/---
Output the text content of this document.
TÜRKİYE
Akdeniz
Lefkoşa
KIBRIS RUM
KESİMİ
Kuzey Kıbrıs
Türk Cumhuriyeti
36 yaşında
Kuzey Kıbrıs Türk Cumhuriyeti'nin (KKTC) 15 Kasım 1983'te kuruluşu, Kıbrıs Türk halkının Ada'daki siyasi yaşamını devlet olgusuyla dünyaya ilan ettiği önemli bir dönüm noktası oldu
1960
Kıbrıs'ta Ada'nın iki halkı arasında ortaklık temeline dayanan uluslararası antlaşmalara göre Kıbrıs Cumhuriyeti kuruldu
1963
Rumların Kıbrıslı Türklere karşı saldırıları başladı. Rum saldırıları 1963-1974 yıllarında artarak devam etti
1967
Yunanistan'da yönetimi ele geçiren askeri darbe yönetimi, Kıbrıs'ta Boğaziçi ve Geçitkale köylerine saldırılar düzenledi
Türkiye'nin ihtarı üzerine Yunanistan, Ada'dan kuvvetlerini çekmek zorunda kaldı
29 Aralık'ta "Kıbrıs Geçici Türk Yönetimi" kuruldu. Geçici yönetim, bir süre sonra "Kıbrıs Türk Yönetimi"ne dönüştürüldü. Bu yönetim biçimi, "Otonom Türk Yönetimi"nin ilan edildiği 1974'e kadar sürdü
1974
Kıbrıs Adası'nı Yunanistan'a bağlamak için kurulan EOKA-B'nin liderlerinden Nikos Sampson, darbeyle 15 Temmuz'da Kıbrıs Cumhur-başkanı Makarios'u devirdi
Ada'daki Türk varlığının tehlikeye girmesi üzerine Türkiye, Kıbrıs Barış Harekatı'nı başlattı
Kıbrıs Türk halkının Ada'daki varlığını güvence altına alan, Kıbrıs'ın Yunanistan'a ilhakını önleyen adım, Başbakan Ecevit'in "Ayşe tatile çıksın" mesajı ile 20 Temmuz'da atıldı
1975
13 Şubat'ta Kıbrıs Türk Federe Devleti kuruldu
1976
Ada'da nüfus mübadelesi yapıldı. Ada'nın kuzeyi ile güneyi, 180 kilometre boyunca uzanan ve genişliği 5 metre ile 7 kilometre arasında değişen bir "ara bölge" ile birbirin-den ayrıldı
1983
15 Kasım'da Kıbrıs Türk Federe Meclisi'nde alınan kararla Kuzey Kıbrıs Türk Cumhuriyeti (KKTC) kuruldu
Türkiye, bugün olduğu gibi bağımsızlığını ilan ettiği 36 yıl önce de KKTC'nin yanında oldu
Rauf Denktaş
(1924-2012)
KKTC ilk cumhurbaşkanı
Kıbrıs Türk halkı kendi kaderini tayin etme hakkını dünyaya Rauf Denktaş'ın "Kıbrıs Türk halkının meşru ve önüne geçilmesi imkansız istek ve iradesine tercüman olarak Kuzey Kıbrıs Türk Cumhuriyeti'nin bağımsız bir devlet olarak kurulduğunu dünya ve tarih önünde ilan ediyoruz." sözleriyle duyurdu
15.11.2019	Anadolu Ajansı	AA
\---
What you need to do - Copy all of the data. Keep every word exactly as it is.

Correct result -
Output the text content of this document.
TÜRKİYE
Akdeniz
Lefkoşa
KIBRIS RUM
KESİMİ
Kuzey Kıbrıs
Türk Cumhuriyeti
36 yaşında
Kuzey Kıbrıs Türk Cumhuriyeti'nin (KKTC) 15 Kasım 1983'te kuruluşu, Kıbrıs Türk halkının Ada'daki siyasi yaşamını devlet olgusuyla dünyaya ilan ettiği önemli bir dönüm noktası oldu
1960
Kıbrıs'ta Ada'nın iki halkı arasında ortaklık temeline dayanan uluslararası antlaşmalara göre Kıbrıs Cumhuriyeti kuruldu
1963
Rumların Kıbrıslı Türklere karşı saldırıları başladı. Rum saldırıları 1963-1974 yıllarında artarak devam etti
1967
Yunanistan'da yönetimi ele geçiren askeri darbe yönetimi, Kıbrıs'ta Boğaziçi ve Geçitkale köylerine saldırılar düzenledi
Türkiye'nin ihtarı üzerine Yunanistan, Ada'dan kuvvetlerini çekmek zorunda kaldı
29 Aralık'ta "Kıbrıs Geçici Türk Yönetimi" kuruldu. Geçici yönetim, bir süre sonra "Kıbrıs Türk Yönetimi"ne dönüştürüldü. Bu yönetim biçimi, "Otonom Türk Yönetimi"nin ilan edildiği 1974'e kadar sürdü
1974
Kıbrıs Adası'nı Yunanistan'a bağlamak için kurulan EOKA-B'nin liderlerinden Nikos Sampson, darbeyle 15 Temmuz'da Kıbrıs Cumhur-başkanı Makarios'u devirdi
Ada'daki Türk varlığının tehlikeye girmesi üzerine Türkiye, Kıbrıs Barış Harekatı'nı başlattı
Kıbrıs Türk halkının Ada'daki varlığını güvence altına alan, Kıbrıs'ın Yunanistan'a ilhakını önleyen adım, Başbakan Ecevit'in "Ayşe tatile çıksın" mesajı ile 20 Temmuz'da atıldı
1975
13 Şubat'ta Kıbrıs Türk Federe Devleti kuruldu
1976
Ada'da nüfus mübadelesi yapıldı. Ada'nın kuzeyi ile güneyi, 180 kilometre boyunca uzanan ve genişliği 5 metre ile 7 kilometre arasında değişen bir "ara bölge" ile birbirin-den ayrıldı
1983
15 Kasım'da Kıbrıs Türk Federe Meclisi'nde alınan kararla Kuzey Kıbrıs Türk Cumhuriyeti (KKTC) kuruldu
Türkiye, bugün olduğu gibi bağımsızlığını ilan ettiği 36 yıl önce de KKTC'nin yanında oldu
Rauf Denktaş
(1924-2012)
KKTC ilk cumhurbaşkanı
Kıbrıs Türk halkı kendi kaderini tayin etme hakkını dünyaya Rauf Denktaş'ın "Kıbrıs Türk halkının meşru ve önüne geçilmesi imkansız istek ve iradesine tercüman olarak Kuzey Kıbrıs Türk Cumhuriyeti'nin bağımsız bir devlet olarak kurulduğunu dünya ve tarih önünde ilan ediyoruz." sözleriyle duyurdu
15.11.2019	Anadolu Ajansı	AA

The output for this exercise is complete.